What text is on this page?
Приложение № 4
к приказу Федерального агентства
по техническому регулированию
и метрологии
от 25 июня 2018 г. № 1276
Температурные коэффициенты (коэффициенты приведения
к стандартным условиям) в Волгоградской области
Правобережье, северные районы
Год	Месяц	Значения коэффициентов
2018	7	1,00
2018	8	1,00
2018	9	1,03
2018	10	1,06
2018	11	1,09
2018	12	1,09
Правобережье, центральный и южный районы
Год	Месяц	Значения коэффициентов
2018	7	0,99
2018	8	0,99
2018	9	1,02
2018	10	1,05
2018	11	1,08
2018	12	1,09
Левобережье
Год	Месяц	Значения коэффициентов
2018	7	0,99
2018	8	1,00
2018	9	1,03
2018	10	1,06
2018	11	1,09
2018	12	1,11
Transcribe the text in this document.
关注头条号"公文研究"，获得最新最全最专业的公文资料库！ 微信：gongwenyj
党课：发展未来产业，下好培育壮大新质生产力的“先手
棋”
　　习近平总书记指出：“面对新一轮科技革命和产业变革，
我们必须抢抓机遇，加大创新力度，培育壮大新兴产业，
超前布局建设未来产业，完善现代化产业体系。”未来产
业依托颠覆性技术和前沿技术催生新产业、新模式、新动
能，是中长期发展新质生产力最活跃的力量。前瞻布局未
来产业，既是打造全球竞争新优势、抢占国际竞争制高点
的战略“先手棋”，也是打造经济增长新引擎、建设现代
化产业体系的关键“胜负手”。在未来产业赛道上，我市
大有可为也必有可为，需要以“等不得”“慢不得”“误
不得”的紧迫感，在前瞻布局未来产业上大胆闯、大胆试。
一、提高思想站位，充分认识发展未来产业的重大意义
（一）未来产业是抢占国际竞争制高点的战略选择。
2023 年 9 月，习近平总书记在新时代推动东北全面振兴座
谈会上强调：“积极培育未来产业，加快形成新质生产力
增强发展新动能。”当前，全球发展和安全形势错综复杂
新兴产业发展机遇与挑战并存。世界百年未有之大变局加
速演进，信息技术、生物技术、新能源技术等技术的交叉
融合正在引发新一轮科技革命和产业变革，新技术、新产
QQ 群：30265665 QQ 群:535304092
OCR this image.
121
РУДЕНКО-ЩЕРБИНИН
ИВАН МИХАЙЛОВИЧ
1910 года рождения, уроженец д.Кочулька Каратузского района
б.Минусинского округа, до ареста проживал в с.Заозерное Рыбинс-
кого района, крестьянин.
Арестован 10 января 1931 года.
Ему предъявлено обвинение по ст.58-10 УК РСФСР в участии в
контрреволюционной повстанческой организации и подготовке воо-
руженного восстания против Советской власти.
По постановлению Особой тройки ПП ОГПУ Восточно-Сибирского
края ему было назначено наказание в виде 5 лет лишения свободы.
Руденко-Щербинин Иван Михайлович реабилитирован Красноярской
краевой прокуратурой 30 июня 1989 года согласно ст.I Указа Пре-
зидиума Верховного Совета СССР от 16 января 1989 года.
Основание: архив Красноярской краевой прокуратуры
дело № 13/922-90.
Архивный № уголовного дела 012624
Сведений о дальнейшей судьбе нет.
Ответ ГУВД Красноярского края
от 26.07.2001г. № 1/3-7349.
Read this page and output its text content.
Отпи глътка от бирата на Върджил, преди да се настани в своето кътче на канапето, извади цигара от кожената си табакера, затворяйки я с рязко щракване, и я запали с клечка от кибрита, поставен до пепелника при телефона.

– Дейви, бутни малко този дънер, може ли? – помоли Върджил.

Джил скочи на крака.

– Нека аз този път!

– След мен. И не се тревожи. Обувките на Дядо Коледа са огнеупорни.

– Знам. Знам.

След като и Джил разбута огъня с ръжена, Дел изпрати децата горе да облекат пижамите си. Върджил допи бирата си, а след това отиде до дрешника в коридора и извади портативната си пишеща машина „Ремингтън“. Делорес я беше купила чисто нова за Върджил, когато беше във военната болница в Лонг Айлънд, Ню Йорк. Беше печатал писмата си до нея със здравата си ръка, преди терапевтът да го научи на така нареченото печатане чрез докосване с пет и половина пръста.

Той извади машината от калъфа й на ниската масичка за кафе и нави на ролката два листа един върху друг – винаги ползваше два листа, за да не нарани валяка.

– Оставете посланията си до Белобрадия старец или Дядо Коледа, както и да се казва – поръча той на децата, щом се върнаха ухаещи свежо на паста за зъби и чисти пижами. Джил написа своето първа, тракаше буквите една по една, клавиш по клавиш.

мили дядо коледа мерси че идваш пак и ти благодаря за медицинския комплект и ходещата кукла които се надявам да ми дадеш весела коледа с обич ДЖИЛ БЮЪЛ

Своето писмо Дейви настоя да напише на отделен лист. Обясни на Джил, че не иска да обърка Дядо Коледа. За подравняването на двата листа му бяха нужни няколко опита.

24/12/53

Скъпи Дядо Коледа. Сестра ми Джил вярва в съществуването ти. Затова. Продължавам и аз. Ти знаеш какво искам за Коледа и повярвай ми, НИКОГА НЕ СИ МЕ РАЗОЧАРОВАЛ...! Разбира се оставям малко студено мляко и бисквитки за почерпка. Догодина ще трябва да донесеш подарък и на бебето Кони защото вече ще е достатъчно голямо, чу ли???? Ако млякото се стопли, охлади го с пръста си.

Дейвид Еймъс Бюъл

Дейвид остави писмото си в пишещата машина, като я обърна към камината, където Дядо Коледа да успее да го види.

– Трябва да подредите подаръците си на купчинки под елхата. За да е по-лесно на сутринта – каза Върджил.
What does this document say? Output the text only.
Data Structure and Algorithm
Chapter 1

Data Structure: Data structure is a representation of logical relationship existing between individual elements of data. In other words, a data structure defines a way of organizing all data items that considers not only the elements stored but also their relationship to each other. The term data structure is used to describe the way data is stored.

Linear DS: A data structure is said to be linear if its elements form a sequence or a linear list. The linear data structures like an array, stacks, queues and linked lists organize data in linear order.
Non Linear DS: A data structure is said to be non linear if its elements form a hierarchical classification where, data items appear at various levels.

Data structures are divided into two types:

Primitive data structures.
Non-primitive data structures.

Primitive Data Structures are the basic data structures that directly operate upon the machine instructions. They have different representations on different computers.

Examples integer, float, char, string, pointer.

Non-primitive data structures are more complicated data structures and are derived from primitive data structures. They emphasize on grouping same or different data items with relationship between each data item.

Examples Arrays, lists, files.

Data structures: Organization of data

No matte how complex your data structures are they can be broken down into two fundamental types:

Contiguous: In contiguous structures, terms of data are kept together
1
════════════════
- **SHORT PROBLEM**: Print the records above in full, exactly.

- **ANSWER TO THIS TASK**:
What text is on this page?
Приложение № 4
к приказу Федерального агентства
по техническому регулированию
и метрологии
от 25 июня 2018 г. № 1276
Температурные коэффициенты (коэффициенты приведения
к стандартным условиям) в Волгоградской области
Правобережье, северные районы
Год	Месяц	Значения коэффициентов
2018	7	1,00
2018	8	1,00
2018	9	1,03
2018	10	1,06
2018	11	1,09
2018	12	1,09
Правобережье, центральный и южный районы
Год	Месяц	Значения коэффициентов
2018	7	0,99
2018	8	0,99
2018	9	1,02
2018	10	1,05
2018	11	1,08
2018	12	1,09
Левобережье
Год	Месяц	Значения коэффициентов
2018	7	0,99
2018	8	1,00
2018	9	1,03
2018	10	1,06
2018	11	1,09
2018	12	1,11
Transcribe the text in this document.
关注头条号"公文研究"，获得最新最全最专业的公文资料库！ 微信：gongwenyj
党课：发展未来产业，下好培育壮大新质生产力的“先手
棋”
　　习近平总书记指出：“面对新一轮科技革命和产业变革，
我们必须抢抓机遇，加大创新力度，培育壮大新兴产业，
超前布局建设未来产业，完善现代化产业体系。”未来产
业依托颠覆性技术和前沿技术催生新产业、新模式、新动
能，是中长期发展新质生产力最活跃的力量。前瞻布局未
来产业，既是打造全球竞争新优势、抢占国际竞争制高点
的战略“先手棋”，也是打造经济增长新引擎、建设现代
化产业体系的关键“胜负手”。在未来产业赛道上，我市
大有可为也必有可为，需要以“等不得”“慢不得”“误
不得”的紧迫感，在前瞻布局未来产业上大胆闯、大胆试。
一、提高思想站位，充分认识发展未来产业的重大意义
（一）未来产业是抢占国际竞争制高点的战略选择。
2023 年 9 月，习近平总书记在新时代推动东北全面振兴座
谈会上强调：“积极培育未来产业，加快形成新质生产力
增强发展新动能。”当前，全球发展和安全形势错综复杂
新兴产业发展机遇与挑战并存。世界百年未有之大变局加
速演进，信息技术、生物技术、新能源技术等技术的交叉
融合正在引发新一轮科技革命和产业变革，新技术、新产
QQ 群：30265665 QQ 群:535304092
OCR this image.
121
РУДЕНКО-ЩЕРБИНИН
ИВАН МИХАЙЛОВИЧ
1910 года рождения, уроженец д.Кочулька Каратузского района
б.Минусинского округа, до ареста проживал в с.Заозерное Рыбинс-
кого района, крестьянин.
Арестован 10 января 1931 года.
Ему предъявлено обвинение по ст.58-10 УК РСФСР в участии в
контрреволюционной повстанческой организации и подготовке воо-
руженного восстания против Советской власти.
По постановлению Особой тройки ПП ОГПУ Восточно-Сибирского
края ему было назначено наказание в виде 5 лет лишения свободы.
Руденко-Щербинин Иван Михайлович реабилитирован Красноярской
краевой прокуратурой 30 июня 1989 года согласно ст.I Указа Пре-
зидиума Верховного Совета СССР от 16 января 1989 года.
Основание: архив Красноярской краевой прокуратуры
дело № 13/922-90.
Архивный № уголовного дела 012624
Сведений о дальнейшей судьбе нет.
Ответ ГУВД Красноярского края
от 26.07.2001г. № 1/3-7349.
Read this page and output its text content.
Отпи глътка от бирата на Върджил, преди да се настани в своето кътче на канапето, извади цигара от кожената си табакера, затворяйки я с рязко щракване, и я запали с клечка от кибрита, поставен до пепелника при телефона.

– Дейви, бутни малко този дънер, може ли? – помоли Върджил.

Джил скочи на крака.

– Нека аз този път!

– След мен. И не се тревожи. Обувките на Дядо Коледа са огнеупорни.

– Знам. Знам.

След като и Джил разбута огъня с ръжена, Дел изпрати децата горе да облекат пижамите си. Върджил допи бирата си, а след това отиде до дрешника в коридора и извади портативната си пишеща машина „Ремингтън“. Делорес я беше купила чисто нова за Върджил, когато беше във военната болница в Лонг Айлънд, Ню Йорк. Беше печатал писмата си до нея със здравата си ръка, преди терапевтът да го научи на така нареченото печатане чрез докосване с пет и половина пръста.

Той извади машината от калъфа й на ниската масичка за кафе и нави на ролката два листа един върху друг – винаги ползваше два листа, за да не нарани валяка.

– Оставете посланията си до Белобрадия старец или Дядо Коледа, както и да се казва – поръча той на децата, щом се върнаха ухаещи свежо на паста за зъби и чисти пижами. Джил написа своето първа, тракаше буквите една по една, клавиш по клавиш.

мили дядо коледа мерси че идваш пак и ти благодаря за медицинския комплект и ходещата кукла които се надявам да ми дадеш весела коледа с обич ДЖИЛ БЮЪЛ

Своето писмо Дейви настоя да напише на отделен лист. Обясни на Джил, че не иска да обърка Дядо Коледа. За подравняването на двата листа му бяха нужни няколко опита.

24/12/53

Скъпи Дядо Коледа. Сестра ми Джил вярва в съществуването ти. Затова. Продължавам и аз. Ти знаеш какво искам за Коледа и повярвай ми, НИКОГА НЕ СИ МЕ РАЗОЧАРОВАЛ...! Разбира се оставям малко студено мляко и бисквитки за почерпка. Догодина ще трябва да донесеш подарък и на бебето Кони защото вече ще е достатъчно голямо, чу ли???? Ако млякото се стопли, охлади го с пръста си.

Дейвид Еймъс Бюъл

Дейвид остави писмото си в пишещата машина, като я обърна към камината, където Дядо Коледа да успее да го види.

– Трябва да подредите подаръците си на купчинки под елхата. За да е по-лесно на сутринта – каза Върджил.
What does this document say? Output the text only.
Data Structure and Algorithm
Chapter 1

Data Structure: Data structure is a representation of logical relationship existing between individual elements of data. In other words, a data structure defines a way of organizing all data items that considers not only the elements stored but also their relationship to each other. The term data structure is used to describe the way data is stored.

Linear DS: A data structure is said to be linear if its elements form a sequence or a linear list. The linear data structures like an array, stacks, queues and linked lists organize data in linear order.
Non Linear DS: A data structure is said to be non linear if its elements form a hierarchical classification where, data items appear at various levels.

Data structures are divided into two types:

Primitive data structures.
Non-primitive data structures.

Primitive Data Structures are the basic data structures that directly operate upon the machine instructions. They have different representations on different computers.

Examples integer, float, char, string, pointer.

Non-primitive data structures are more complicated data structures and are derived from primitive data structures. They emphasize on grouping same or different data items with relationship between each data item.

Examples Arrays, lists, files.

Data structures: Organization of data

No matte how complex your data structures are they can be broken down into two fundamental types:

Contiguous: In contiguous structures, terms of data are kept together
1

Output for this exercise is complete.